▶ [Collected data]
□ □ □ □

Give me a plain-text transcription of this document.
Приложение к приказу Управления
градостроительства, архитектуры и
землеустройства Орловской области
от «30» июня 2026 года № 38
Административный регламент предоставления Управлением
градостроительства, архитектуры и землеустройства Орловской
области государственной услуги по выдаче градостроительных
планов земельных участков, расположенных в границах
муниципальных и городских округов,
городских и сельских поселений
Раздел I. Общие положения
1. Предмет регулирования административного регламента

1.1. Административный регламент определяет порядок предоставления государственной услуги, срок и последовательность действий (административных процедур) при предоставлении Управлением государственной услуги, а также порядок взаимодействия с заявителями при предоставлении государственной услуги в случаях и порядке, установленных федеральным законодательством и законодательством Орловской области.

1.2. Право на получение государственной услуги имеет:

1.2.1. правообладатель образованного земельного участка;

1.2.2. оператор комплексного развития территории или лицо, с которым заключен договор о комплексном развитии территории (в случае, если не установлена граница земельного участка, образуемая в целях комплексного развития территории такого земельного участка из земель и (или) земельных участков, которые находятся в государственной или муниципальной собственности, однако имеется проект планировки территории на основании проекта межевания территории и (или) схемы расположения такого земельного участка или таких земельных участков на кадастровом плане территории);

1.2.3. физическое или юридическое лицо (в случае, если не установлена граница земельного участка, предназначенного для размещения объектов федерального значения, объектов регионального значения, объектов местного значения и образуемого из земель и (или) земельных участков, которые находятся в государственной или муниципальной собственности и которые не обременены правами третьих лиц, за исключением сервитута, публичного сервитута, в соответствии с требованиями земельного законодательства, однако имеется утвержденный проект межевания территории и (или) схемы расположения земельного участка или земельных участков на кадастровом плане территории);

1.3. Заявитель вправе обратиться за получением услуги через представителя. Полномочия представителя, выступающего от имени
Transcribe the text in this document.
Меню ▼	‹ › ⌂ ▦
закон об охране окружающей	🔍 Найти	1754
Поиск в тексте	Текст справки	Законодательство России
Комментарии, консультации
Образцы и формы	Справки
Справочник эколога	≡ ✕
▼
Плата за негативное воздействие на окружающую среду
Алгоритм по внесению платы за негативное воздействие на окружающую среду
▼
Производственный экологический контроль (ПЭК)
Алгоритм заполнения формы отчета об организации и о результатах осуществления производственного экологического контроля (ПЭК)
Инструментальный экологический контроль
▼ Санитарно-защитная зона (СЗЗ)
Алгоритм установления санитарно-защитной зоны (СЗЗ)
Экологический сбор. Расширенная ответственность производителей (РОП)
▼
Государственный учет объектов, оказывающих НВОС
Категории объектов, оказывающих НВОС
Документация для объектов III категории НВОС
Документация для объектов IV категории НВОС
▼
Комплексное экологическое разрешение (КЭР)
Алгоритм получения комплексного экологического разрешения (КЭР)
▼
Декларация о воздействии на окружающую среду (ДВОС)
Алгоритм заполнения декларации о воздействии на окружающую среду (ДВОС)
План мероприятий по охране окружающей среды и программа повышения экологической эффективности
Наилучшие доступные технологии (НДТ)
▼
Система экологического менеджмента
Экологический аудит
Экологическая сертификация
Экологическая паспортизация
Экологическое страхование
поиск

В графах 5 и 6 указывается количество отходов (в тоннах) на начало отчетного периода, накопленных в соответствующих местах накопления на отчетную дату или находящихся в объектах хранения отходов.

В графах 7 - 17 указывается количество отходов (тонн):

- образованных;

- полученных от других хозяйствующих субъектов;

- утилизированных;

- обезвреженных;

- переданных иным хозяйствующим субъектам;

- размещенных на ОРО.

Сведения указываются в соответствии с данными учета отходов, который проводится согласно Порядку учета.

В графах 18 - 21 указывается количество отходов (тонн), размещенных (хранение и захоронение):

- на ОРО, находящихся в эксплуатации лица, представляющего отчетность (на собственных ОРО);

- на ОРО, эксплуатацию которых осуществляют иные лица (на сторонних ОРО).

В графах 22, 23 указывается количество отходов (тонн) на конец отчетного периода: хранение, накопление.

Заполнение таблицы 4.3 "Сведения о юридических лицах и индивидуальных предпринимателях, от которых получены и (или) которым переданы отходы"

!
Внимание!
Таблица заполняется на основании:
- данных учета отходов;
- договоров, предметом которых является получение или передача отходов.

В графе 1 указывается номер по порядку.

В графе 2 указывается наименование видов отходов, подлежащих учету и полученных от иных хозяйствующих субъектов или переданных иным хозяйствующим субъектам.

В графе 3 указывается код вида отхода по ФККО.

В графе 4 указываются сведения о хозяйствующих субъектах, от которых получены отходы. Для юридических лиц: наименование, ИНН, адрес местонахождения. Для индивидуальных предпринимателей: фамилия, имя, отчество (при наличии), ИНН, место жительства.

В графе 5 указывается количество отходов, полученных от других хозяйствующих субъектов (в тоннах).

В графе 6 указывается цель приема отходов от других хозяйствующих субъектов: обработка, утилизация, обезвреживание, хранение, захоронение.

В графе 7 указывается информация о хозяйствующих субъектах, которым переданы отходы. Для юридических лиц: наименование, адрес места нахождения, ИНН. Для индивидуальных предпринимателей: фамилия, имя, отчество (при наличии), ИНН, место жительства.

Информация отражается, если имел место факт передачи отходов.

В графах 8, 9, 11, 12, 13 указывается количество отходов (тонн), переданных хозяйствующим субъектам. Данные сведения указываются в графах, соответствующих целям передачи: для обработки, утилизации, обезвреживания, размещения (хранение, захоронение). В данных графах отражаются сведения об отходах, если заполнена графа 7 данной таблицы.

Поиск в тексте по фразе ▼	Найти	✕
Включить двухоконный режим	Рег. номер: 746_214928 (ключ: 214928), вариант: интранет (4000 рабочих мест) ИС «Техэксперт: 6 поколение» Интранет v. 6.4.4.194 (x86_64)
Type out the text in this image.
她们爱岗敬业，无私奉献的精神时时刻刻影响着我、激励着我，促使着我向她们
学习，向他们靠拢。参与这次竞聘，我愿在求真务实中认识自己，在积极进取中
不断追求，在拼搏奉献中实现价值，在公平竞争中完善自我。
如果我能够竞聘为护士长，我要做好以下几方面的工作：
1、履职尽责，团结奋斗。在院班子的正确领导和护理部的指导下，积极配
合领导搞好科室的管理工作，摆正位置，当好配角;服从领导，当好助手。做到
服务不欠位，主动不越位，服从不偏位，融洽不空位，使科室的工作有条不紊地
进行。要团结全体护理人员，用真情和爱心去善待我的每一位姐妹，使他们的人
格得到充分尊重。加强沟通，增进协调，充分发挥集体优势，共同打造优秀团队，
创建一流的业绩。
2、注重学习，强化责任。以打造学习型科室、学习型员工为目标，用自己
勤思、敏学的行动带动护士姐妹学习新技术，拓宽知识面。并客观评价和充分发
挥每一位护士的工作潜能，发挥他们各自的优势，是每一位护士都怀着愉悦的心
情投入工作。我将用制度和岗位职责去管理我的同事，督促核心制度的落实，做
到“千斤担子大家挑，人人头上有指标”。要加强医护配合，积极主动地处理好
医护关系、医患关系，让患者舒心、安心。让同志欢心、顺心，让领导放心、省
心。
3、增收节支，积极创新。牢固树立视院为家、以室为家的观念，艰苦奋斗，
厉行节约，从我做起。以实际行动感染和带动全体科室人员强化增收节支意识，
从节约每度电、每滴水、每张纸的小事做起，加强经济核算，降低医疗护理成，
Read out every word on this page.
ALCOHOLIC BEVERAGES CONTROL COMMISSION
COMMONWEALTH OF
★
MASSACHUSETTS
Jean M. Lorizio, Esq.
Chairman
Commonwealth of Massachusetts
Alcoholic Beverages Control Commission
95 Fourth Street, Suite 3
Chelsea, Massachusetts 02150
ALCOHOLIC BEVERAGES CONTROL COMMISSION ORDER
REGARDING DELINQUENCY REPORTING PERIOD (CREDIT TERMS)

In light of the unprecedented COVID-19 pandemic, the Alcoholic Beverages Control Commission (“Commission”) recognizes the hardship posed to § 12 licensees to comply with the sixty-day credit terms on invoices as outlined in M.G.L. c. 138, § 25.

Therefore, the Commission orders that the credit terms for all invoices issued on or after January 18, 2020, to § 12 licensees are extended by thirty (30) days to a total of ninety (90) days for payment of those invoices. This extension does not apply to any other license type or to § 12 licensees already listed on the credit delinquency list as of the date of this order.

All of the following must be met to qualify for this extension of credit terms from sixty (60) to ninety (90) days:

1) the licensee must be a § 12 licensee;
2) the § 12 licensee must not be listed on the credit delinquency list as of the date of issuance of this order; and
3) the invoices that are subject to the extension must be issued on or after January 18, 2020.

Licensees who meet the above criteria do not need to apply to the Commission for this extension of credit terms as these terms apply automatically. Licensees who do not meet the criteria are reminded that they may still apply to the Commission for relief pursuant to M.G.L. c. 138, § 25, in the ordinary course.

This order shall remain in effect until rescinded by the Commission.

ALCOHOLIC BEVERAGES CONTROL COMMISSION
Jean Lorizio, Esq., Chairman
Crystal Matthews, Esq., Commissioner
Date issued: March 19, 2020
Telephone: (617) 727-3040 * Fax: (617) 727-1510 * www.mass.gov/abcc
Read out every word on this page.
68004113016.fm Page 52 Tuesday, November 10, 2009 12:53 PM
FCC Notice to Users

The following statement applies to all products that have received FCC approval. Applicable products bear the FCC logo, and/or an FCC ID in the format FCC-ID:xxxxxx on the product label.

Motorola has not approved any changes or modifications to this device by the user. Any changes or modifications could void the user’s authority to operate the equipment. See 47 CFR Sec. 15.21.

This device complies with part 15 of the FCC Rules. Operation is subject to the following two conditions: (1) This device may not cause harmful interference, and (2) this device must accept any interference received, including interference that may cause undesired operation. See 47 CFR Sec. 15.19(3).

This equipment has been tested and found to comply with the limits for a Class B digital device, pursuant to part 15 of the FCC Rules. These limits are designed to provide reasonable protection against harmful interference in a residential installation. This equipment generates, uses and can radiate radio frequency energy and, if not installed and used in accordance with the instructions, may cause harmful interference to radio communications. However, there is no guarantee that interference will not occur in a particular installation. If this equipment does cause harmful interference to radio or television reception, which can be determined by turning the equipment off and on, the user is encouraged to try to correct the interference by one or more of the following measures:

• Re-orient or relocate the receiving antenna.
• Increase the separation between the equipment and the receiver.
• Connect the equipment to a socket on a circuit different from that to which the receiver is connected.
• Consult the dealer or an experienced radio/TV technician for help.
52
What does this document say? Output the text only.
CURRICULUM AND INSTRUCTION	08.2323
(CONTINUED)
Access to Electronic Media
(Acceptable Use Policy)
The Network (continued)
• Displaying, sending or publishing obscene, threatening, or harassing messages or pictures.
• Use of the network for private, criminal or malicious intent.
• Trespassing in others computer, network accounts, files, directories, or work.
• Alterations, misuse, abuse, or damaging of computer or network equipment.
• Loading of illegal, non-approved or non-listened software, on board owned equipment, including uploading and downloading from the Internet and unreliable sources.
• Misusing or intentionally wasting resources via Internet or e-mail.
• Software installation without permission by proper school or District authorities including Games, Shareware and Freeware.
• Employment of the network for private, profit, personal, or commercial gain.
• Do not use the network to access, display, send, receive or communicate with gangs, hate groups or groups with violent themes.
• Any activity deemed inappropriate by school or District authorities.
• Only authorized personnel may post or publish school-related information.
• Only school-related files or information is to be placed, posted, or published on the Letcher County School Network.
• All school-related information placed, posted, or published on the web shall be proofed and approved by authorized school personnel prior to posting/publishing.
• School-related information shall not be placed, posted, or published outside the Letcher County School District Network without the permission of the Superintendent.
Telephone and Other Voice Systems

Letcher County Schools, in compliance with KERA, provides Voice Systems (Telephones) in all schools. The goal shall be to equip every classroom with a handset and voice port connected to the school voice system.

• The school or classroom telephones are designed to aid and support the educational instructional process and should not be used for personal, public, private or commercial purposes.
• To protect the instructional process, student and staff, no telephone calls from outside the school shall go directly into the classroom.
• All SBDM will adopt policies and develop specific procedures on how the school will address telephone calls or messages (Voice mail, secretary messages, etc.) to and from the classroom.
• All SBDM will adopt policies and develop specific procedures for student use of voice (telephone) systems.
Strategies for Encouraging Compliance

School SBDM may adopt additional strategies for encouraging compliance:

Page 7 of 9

□ □ □ □

Using the listing above, pull out all lines that hold the word "Letcher".

▶ [CORRECT RESULT]
• Only school-related files or information is to be placed, posted, or published on the Letcher County School Network.
• School-related information shall not be placed, posted, or published outside the Letcher County School District Network without the permission of the Superintendent.
Letcher County Schools, in compliance with KERA, provides Voice Systems (Telephones) in all schools. The goal shall be to equip every classroom with a handset and voice port connected to the school voice system.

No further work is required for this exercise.